TASK MATERIAL.
----

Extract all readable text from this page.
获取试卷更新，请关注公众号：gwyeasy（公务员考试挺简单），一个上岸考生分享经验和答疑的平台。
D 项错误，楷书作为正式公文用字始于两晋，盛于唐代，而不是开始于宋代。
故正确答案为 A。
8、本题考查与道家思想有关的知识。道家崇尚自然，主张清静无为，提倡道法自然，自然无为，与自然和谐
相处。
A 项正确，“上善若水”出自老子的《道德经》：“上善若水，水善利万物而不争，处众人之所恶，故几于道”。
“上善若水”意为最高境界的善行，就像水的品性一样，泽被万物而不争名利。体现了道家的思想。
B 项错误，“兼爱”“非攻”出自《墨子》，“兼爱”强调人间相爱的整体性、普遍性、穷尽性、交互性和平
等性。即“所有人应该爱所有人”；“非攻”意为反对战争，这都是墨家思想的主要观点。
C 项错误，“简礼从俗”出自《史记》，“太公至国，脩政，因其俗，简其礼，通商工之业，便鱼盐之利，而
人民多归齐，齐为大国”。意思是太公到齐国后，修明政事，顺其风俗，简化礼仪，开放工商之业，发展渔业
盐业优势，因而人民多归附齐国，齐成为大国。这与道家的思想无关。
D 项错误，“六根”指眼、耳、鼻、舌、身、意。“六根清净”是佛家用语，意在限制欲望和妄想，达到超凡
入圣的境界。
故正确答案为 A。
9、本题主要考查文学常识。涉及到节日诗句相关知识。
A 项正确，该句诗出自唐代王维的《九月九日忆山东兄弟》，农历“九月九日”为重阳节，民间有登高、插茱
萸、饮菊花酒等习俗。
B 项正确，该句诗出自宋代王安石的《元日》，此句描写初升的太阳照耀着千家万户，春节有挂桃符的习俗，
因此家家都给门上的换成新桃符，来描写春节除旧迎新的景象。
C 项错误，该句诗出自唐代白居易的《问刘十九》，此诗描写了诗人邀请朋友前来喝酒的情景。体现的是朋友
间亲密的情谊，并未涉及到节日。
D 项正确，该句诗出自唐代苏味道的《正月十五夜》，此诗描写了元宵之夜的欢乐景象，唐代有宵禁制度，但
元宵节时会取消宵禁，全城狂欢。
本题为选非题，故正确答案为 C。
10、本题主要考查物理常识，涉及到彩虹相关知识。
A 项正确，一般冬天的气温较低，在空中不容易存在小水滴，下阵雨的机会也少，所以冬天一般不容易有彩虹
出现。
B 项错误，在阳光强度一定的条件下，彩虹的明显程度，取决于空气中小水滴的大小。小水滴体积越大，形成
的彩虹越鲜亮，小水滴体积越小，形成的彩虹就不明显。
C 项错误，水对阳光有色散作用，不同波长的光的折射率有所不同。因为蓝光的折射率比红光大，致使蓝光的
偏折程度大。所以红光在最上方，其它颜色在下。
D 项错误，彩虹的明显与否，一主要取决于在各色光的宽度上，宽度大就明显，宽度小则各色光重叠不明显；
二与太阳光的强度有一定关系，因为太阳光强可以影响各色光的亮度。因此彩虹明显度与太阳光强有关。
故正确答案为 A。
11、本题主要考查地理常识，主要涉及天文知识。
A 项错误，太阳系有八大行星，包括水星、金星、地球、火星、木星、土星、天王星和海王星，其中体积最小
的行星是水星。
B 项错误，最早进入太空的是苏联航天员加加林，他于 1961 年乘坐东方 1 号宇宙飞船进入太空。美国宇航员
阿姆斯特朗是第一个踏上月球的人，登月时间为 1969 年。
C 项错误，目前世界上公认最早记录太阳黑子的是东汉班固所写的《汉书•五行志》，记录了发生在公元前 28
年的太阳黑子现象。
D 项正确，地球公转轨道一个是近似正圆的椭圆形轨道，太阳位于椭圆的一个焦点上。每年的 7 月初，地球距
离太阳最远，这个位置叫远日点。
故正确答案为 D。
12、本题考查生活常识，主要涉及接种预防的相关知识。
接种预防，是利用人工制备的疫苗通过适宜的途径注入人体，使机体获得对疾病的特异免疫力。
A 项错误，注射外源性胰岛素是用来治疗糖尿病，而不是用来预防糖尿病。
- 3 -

----

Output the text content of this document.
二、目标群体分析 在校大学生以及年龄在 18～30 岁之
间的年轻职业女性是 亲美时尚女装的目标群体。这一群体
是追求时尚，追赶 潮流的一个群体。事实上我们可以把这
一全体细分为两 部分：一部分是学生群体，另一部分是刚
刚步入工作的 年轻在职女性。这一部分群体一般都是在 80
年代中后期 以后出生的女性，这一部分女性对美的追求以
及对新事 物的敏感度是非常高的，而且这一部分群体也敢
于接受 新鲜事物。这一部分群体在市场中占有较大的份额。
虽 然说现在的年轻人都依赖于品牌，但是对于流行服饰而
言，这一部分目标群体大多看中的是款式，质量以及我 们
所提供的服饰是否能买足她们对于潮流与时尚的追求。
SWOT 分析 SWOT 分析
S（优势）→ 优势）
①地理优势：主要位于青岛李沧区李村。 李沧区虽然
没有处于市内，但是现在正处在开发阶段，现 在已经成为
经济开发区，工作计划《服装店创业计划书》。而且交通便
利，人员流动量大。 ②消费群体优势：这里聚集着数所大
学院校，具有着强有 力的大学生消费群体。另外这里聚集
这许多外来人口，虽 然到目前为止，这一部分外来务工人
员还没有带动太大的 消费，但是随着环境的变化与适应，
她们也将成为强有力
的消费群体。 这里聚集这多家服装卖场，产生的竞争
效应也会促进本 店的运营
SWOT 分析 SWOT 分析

----

WHAT IS ASKED. Compute the number of lines above that contain the string "text". Reply with that value only.

ANSWER. 2